**EXERCISE DIRECTIONS**:
Lines containing the string "ylabel" are to be counted. Write only how many there are.

##### INFORMATION PROVIDED

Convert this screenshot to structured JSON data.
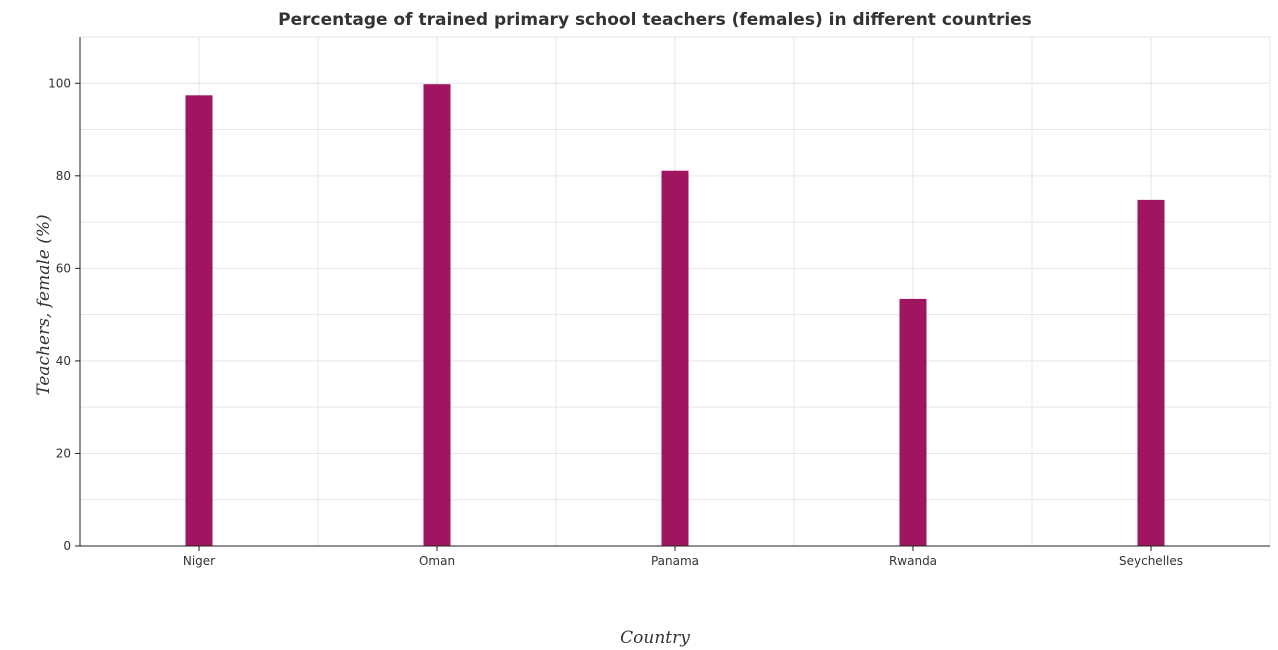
{
  "chart_data": {
    "type": "bar",
    "title": "Percentage of trained primary school teachers (females) in different countries",
    "xlabel": "Country",
    "ylabel": "Teachers, female (%)",
    "categories": [
      "Niger",
      "Oman",
      "Panama",
      "Rwanda",
      "Seychelles"
    ],
    "series": [
      {
        "values": [
          97.4,
          99.8,
          81.1,
          53.4,
          74.8
        ]
      }
    ],
    "ylim": [
      0,
      110
    ],
    "yticks": [
      0,
      20,
      40,
      60,
      80,
      100
    ],
    "grid": true,
    "legend": "none",
    "colors": {
      "bar": "#a0155f"
    }
  }
}
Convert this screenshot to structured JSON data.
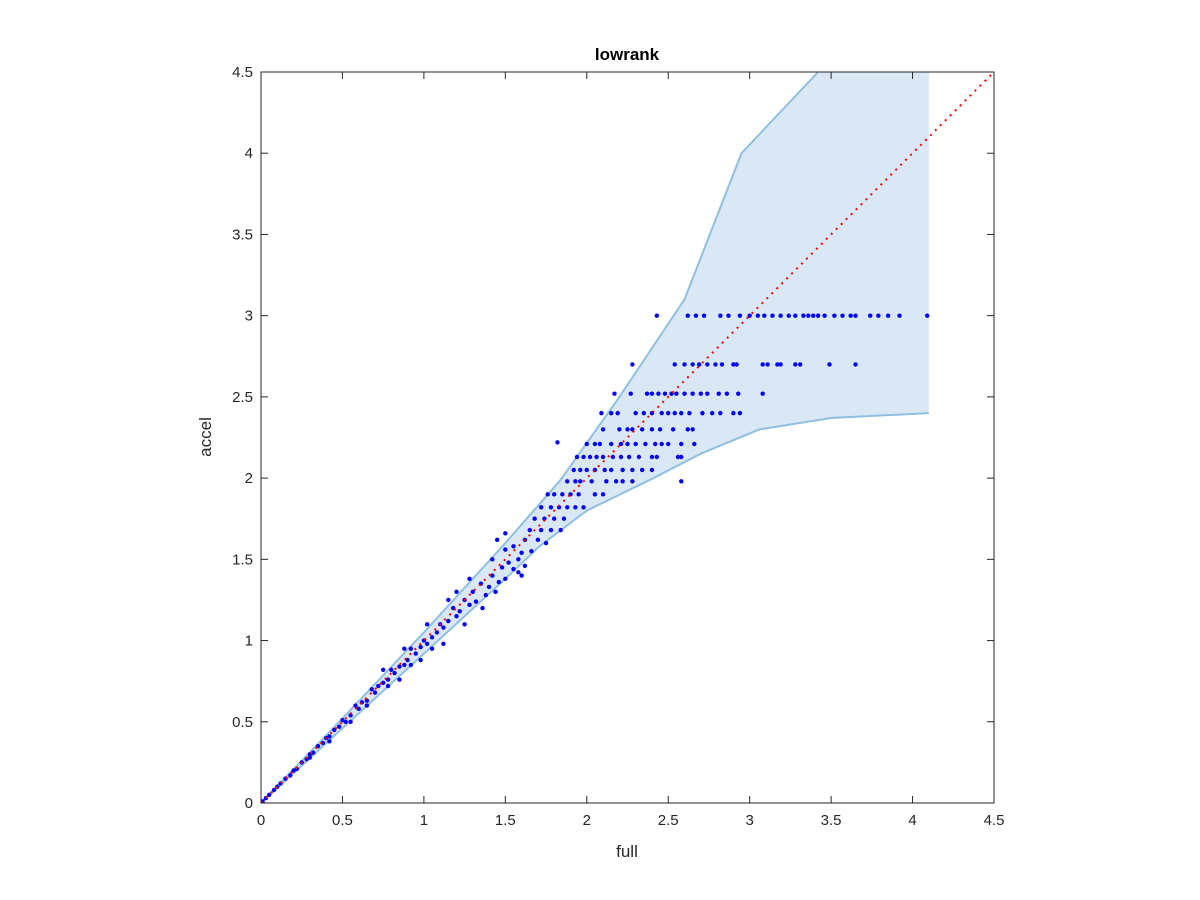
{
  "chart_data": {
    "type": "scatter",
    "title": "lowrank",
    "xlabel": "full",
    "ylabel": "accel",
    "xlim": [
      0,
      4.5
    ],
    "ylim": [
      0,
      4.5
    ],
    "xticks": [
      "0",
      "0.5",
      "1",
      "1.5",
      "2",
      "2.5",
      "3",
      "3.5",
      "4",
      "4.5"
    ],
    "yticks": [
      "0",
      "0.5",
      "1",
      "1.5",
      "2",
      "2.5",
      "3",
      "3.5",
      "4",
      "4.5"
    ],
    "grid": false,
    "colors": {
      "points": "#0000ff",
      "reference_line": "#ff0000",
      "band_fill": "#d9e8f4",
      "band_edge": "#8fc0e0",
      "axes": "#262626"
    },
    "reference_line": {
      "style": "dotted",
      "x": [
        0,
        4.5
      ],
      "y": [
        0,
        4.5
      ]
    },
    "band": {
      "upper": [
        [
          0,
          0
        ],
        [
          0.5,
          0.52
        ],
        [
          1,
          1.05
        ],
        [
          1.5,
          1.6
        ],
        [
          1.84,
          1.99
        ],
        [
          2.2,
          2.5
        ],
        [
          2.6,
          3.1
        ],
        [
          2.95,
          4.0
        ],
        [
          3.42,
          4.5
        ],
        [
          4.1,
          4.5
        ]
      ],
      "lower": [
        [
          0,
          0
        ],
        [
          0.5,
          0.46
        ],
        [
          1,
          0.92
        ],
        [
          1.5,
          1.38
        ],
        [
          1.71,
          1.58
        ],
        [
          2.0,
          1.8
        ],
        [
          2.39,
          1.99
        ],
        [
          2.7,
          2.15
        ],
        [
          3.06,
          2.3
        ],
        [
          3.5,
          2.37
        ],
        [
          4.1,
          2.4
        ]
      ]
    },
    "points": [
      [
        2.43,
        3.0
      ],
      [
        2.62,
        3.0
      ],
      [
        2.67,
        3.0
      ],
      [
        2.72,
        3.0
      ],
      [
        2.82,
        3.0
      ],
      [
        2.87,
        3.0
      ],
      [
        2.94,
        3.0
      ],
      [
        3.0,
        3.0
      ],
      [
        3.05,
        3.0
      ],
      [
        3.09,
        3.0
      ],
      [
        3.14,
        3.0
      ],
      [
        3.19,
        3.0
      ],
      [
        3.24,
        3.0
      ],
      [
        3.28,
        3.0
      ],
      [
        3.33,
        3.0
      ],
      [
        3.36,
        3.0
      ],
      [
        3.39,
        3.0
      ],
      [
        3.42,
        3.0
      ],
      [
        3.46,
        3.0
      ],
      [
        3.52,
        3.0
      ],
      [
        3.57,
        3.0
      ],
      [
        3.62,
        3.0
      ],
      [
        3.65,
        3.0
      ],
      [
        3.74,
        3.0
      ],
      [
        3.79,
        3.0
      ],
      [
        3.85,
        3.0
      ],
      [
        3.92,
        3.0
      ],
      [
        4.09,
        3.0
      ],
      [
        2.28,
        2.7
      ],
      [
        2.54,
        2.7
      ],
      [
        2.6,
        2.7
      ],
      [
        2.65,
        2.7
      ],
      [
        2.69,
        2.7
      ],
      [
        2.74,
        2.7
      ],
      [
        2.79,
        2.7
      ],
      [
        2.83,
        2.7
      ],
      [
        2.9,
        2.7
      ],
      [
        2.92,
        2.7
      ],
      [
        3.08,
        2.7
      ],
      [
        3.11,
        2.7
      ],
      [
        3.17,
        2.7
      ],
      [
        3.19,
        2.7
      ],
      [
        3.28,
        2.7
      ],
      [
        3.31,
        2.7
      ],
      [
        3.49,
        2.7
      ],
      [
        3.65,
        2.7
      ],
      [
        2.17,
        2.52
      ],
      [
        2.27,
        2.52
      ],
      [
        2.37,
        2.52
      ],
      [
        2.4,
        2.52
      ],
      [
        2.44,
        2.52
      ],
      [
        2.48,
        2.52
      ],
      [
        2.52,
        2.52
      ],
      [
        2.55,
        2.52
      ],
      [
        2.6,
        2.52
      ],
      [
        2.65,
        2.52
      ],
      [
        2.7,
        2.52
      ],
      [
        2.74,
        2.52
      ],
      [
        2.81,
        2.52
      ],
      [
        2.86,
        2.52
      ],
      [
        2.93,
        2.52
      ],
      [
        3.08,
        2.52
      ],
      [
        2.09,
        2.4
      ],
      [
        2.15,
        2.4
      ],
      [
        2.19,
        2.4
      ],
      [
        2.3,
        2.4
      ],
      [
        2.35,
        2.4
      ],
      [
        2.4,
        2.4
      ],
      [
        2.46,
        2.4
      ],
      [
        2.5,
        2.4
      ],
      [
        2.54,
        2.4
      ],
      [
        2.58,
        2.4
      ],
      [
        2.63,
        2.4
      ],
      [
        2.71,
        2.4
      ],
      [
        2.77,
        2.4
      ],
      [
        2.82,
        2.4
      ],
      [
        2.9,
        2.4
      ],
      [
        2.94,
        2.4
      ],
      [
        2.1,
        2.3
      ],
      [
        2.2,
        2.3
      ],
      [
        2.25,
        2.3
      ],
      [
        2.28,
        2.3
      ],
      [
        2.34,
        2.3
      ],
      [
        2.4,
        2.3
      ],
      [
        2.45,
        2.3
      ],
      [
        2.53,
        2.3
      ],
      [
        2.62,
        2.3
      ],
      [
        2.65,
        2.3
      ],
      [
        2.0,
        2.21
      ],
      [
        2.05,
        2.21
      ],
      [
        2.08,
        2.21
      ],
      [
        2.15,
        2.21
      ],
      [
        2.21,
        2.21
      ],
      [
        2.25,
        2.21
      ],
      [
        2.3,
        2.21
      ],
      [
        2.36,
        2.21
      ],
      [
        2.42,
        2.21
      ],
      [
        2.46,
        2.21
      ],
      [
        2.5,
        2.21
      ],
      [
        2.58,
        2.21
      ],
      [
        2.66,
        2.21
      ],
      [
        1.94,
        2.13
      ],
      [
        1.98,
        2.13
      ],
      [
        2.02,
        2.13
      ],
      [
        2.06,
        2.13
      ],
      [
        2.1,
        2.13
      ],
      [
        2.16,
        2.13
      ],
      [
        2.21,
        2.13
      ],
      [
        2.26,
        2.13
      ],
      [
        2.32,
        2.13
      ],
      [
        2.4,
        2.13
      ],
      [
        2.43,
        2.13
      ],
      [
        2.56,
        2.13
      ],
      [
        2.58,
        2.13
      ],
      [
        1.92,
        2.05
      ],
      [
        1.96,
        2.05
      ],
      [
        2.0,
        2.05
      ],
      [
        2.05,
        2.05
      ],
      [
        2.11,
        2.05
      ],
      [
        2.15,
        2.05
      ],
      [
        2.22,
        2.05
      ],
      [
        2.28,
        2.05
      ],
      [
        2.34,
        2.05
      ],
      [
        2.4,
        2.05
      ],
      [
        1.88,
        1.98
      ],
      [
        1.93,
        1.98
      ],
      [
        1.96,
        1.98
      ],
      [
        2.03,
        1.98
      ],
      [
        2.12,
        1.98
      ],
      [
        2.18,
        1.98
      ],
      [
        2.22,
        1.98
      ],
      [
        2.28,
        1.98
      ],
      [
        2.58,
        1.98
      ],
      [
        1.82,
        2.22
      ],
      [
        1.76,
        1.9
      ],
      [
        1.8,
        1.9
      ],
      [
        1.85,
        1.9
      ],
      [
        1.9,
        1.9
      ],
      [
        1.95,
        1.9
      ],
      [
        2.05,
        1.9
      ],
      [
        2.1,
        1.9
      ],
      [
        1.72,
        1.82
      ],
      [
        1.78,
        1.82
      ],
      [
        1.83,
        1.82
      ],
      [
        1.88,
        1.82
      ],
      [
        1.93,
        1.82
      ],
      [
        1.98,
        1.82
      ],
      [
        1.68,
        1.75
      ],
      [
        1.74,
        1.75
      ],
      [
        1.8,
        1.75
      ],
      [
        1.86,
        1.75
      ],
      [
        1.65,
        1.68
      ],
      [
        1.72,
        1.68
      ],
      [
        1.78,
        1.68
      ],
      [
        1.84,
        1.68
      ],
      [
        1.62,
        1.62
      ],
      [
        1.7,
        1.62
      ],
      [
        1.75,
        1.6
      ],
      [
        1.66,
        1.55
      ],
      [
        1.45,
        1.62
      ],
      [
        1.5,
        1.56
      ],
      [
        1.55,
        1.58
      ],
      [
        1.6,
        1.54
      ],
      [
        1.58,
        1.5
      ],
      [
        1.52,
        1.48
      ],
      [
        1.48,
        1.45
      ],
      [
        1.55,
        1.44
      ],
      [
        1.62,
        1.46
      ],
      [
        1.42,
        1.4
      ],
      [
        1.46,
        1.36
      ],
      [
        1.5,
        1.38
      ],
      [
        1.4,
        1.33
      ],
      [
        1.35,
        1.35
      ],
      [
        1.44,
        1.3
      ],
      [
        1.38,
        1.28
      ],
      [
        1.3,
        1.3
      ],
      [
        1.32,
        1.24
      ],
      [
        1.28,
        1.22
      ],
      [
        1.25,
        1.25
      ],
      [
        1.22,
        1.18
      ],
      [
        1.2,
        1.15
      ],
      [
        1.18,
        1.2
      ],
      [
        1.15,
        1.12
      ],
      [
        1.12,
        1.08
      ],
      [
        1.1,
        1.1
      ],
      [
        1.08,
        1.05
      ],
      [
        1.05,
        1.02
      ],
      [
        1.02,
        0.98
      ],
      [
        1.0,
        1.0
      ],
      [
        0.98,
        0.96
      ],
      [
        0.95,
        0.92
      ],
      [
        0.92,
        0.95
      ],
      [
        0.9,
        0.88
      ],
      [
        0.88,
        0.85
      ],
      [
        0.85,
        0.84
      ],
      [
        0.82,
        0.8
      ],
      [
        0.8,
        0.82
      ],
      [
        0.78,
        0.76
      ],
      [
        0.75,
        0.74
      ],
      [
        0.72,
        0.72
      ],
      [
        0.7,
        0.68
      ],
      [
        0.68,
        0.7
      ],
      [
        0.65,
        0.63
      ],
      [
        0.62,
        0.62
      ],
      [
        0.6,
        0.58
      ],
      [
        0.58,
        0.6
      ],
      [
        0.55,
        0.54
      ],
      [
        0.52,
        0.5
      ],
      [
        0.5,
        0.51
      ],
      [
        0.48,
        0.47
      ],
      [
        0.45,
        0.45
      ],
      [
        0.42,
        0.41
      ],
      [
        0.4,
        0.4
      ],
      [
        0.38,
        0.37
      ],
      [
        0.35,
        0.35
      ],
      [
        0.32,
        0.31
      ],
      [
        0.3,
        0.3
      ],
      [
        0.28,
        0.27
      ],
      [
        0.25,
        0.25
      ],
      [
        0.22,
        0.21
      ],
      [
        0.2,
        0.2
      ],
      [
        0.18,
        0.17
      ],
      [
        0.15,
        0.15
      ],
      [
        0.12,
        0.12
      ],
      [
        0.1,
        0.1
      ],
      [
        0.08,
        0.08
      ],
      [
        0.05,
        0.05
      ],
      [
        0.03,
        0.03
      ],
      [
        0.01,
        0.01
      ],
      [
        1.28,
        1.38
      ],
      [
        1.15,
        1.25
      ],
      [
        1.02,
        1.1
      ],
      [
        0.88,
        0.95
      ],
      [
        0.75,
        0.82
      ],
      [
        1.36,
        1.2
      ],
      [
        1.25,
        1.1
      ],
      [
        1.12,
        0.98
      ],
      [
        0.98,
        0.88
      ],
      [
        0.85,
        0.76
      ],
      [
        1.6,
        1.4
      ],
      [
        1.58,
        1.42
      ],
      [
        0.65,
        0.6
      ],
      [
        0.55,
        0.5
      ],
      [
        1.2,
        1.3
      ],
      [
        1.05,
        0.95
      ],
      [
        0.92,
        0.85
      ],
      [
        0.78,
        0.72
      ],
      [
        1.42,
        1.5
      ],
      [
        1.5,
        1.66
      ],
      [
        0.42,
        0.38
      ],
      [
        0.3,
        0.28
      ]
    ]
  }
}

##########

**SOLUTION FOR THIS PROBLEM**:
2